▶ [DATA PROVIDED]:
****************
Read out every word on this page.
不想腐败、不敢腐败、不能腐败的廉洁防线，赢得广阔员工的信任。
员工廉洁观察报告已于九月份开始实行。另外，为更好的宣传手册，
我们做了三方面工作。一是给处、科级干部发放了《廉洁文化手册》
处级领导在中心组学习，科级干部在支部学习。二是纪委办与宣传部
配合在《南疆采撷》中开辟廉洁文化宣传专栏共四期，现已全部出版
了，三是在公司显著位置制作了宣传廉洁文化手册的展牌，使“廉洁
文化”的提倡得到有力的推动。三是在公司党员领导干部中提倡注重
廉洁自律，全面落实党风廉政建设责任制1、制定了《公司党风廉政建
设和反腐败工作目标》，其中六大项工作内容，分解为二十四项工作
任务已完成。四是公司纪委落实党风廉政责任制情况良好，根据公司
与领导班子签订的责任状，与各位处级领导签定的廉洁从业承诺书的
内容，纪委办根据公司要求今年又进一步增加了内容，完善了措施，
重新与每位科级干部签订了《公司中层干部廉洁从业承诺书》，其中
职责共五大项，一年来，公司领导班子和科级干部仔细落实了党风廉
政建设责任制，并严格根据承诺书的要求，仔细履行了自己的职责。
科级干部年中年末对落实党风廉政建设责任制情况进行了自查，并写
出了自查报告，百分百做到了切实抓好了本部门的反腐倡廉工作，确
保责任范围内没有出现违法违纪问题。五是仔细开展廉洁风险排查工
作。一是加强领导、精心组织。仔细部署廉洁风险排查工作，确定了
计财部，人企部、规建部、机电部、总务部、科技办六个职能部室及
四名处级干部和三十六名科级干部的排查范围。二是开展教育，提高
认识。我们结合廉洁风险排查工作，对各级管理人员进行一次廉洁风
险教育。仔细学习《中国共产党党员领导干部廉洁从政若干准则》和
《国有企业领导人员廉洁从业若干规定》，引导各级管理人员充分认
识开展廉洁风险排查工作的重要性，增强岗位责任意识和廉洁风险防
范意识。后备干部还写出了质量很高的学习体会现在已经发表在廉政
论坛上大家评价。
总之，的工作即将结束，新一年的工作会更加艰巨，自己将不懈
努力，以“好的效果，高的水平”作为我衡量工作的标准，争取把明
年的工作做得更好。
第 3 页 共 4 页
****************
▶ [WHAT IS EXPECTED]:
Copy out each line exactly.

▶ [TASK SOLUTION]:
Read out every word on this page.
不想腐败、不敢腐败、不能腐败的廉洁防线，赢得广阔员工的信任。
员工廉洁观察报告已于九月份开始实行。另外，为更好的宣传手册，
我们做了三方面工作。一是给处、科级干部发放了《廉洁文化手册》
处级领导在中心组学习，科级干部在支部学习。二是纪委办与宣传部
配合在《南疆采撷》中开辟廉洁文化宣传专栏共四期，现已全部出版
了，三是在公司显著位置制作了宣传廉洁文化手册的展牌，使“廉洁
文化”的提倡得到有力的推动。三是在公司党员领导干部中提倡注重
廉洁自律，全面落实党风廉政建设责任制1、制定了《公司党风廉政建
设和反腐败工作目标》，其中六大项工作内容，分解为二十四项工作
任务已完成。四是公司纪委落实党风廉政责任制情况良好，根据公司
与领导班子签订的责任状，与各位处级领导签定的廉洁从业承诺书的
内容，纪委办根据公司要求今年又进一步增加了内容，完善了措施，
重新与每位科级干部签订了《公司中层干部廉洁从业承诺书》，其中
职责共五大项，一年来，公司领导班子和科级干部仔细落实了党风廉
政建设责任制，并严格根据承诺书的要求，仔细履行了自己的职责。
科级干部年中年末对落实党风廉政建设责任制情况进行了自查，并写
出了自查报告，百分百做到了切实抓好了本部门的反腐倡廉工作，确
保责任范围内没有出现违法违纪问题。五是仔细开展廉洁风险排查工
作。一是加强领导、精心组织。仔细部署廉洁风险排查工作，确定了
计财部，人企部、规建部、机电部、总务部、科技办六个职能部室及
四名处级干部和三十六名科级干部的排查范围。二是开展教育，提高
认识。我们结合廉洁风险排查工作，对各级管理人员进行一次廉洁风
险教育。仔细学习《中国共产党党员领导干部廉洁从政若干准则》和
《国有企业领导人员廉洁从业若干规定》，引导各级管理人员充分认
识开展廉洁风险排查工作的重要性，增强岗位责任意识和廉洁风险防
范意识。后备干部还写出了质量很高的学习体会现在已经发表在廉政
论坛上大家评价。
总之，的工作即将结束，新一年的工作会更加艰巨，自己将不懈
努力，以“好的效果，高的水平”作为我衡量工作的标准，争取把明
年的工作做得更好。
第 3 页 共 4 页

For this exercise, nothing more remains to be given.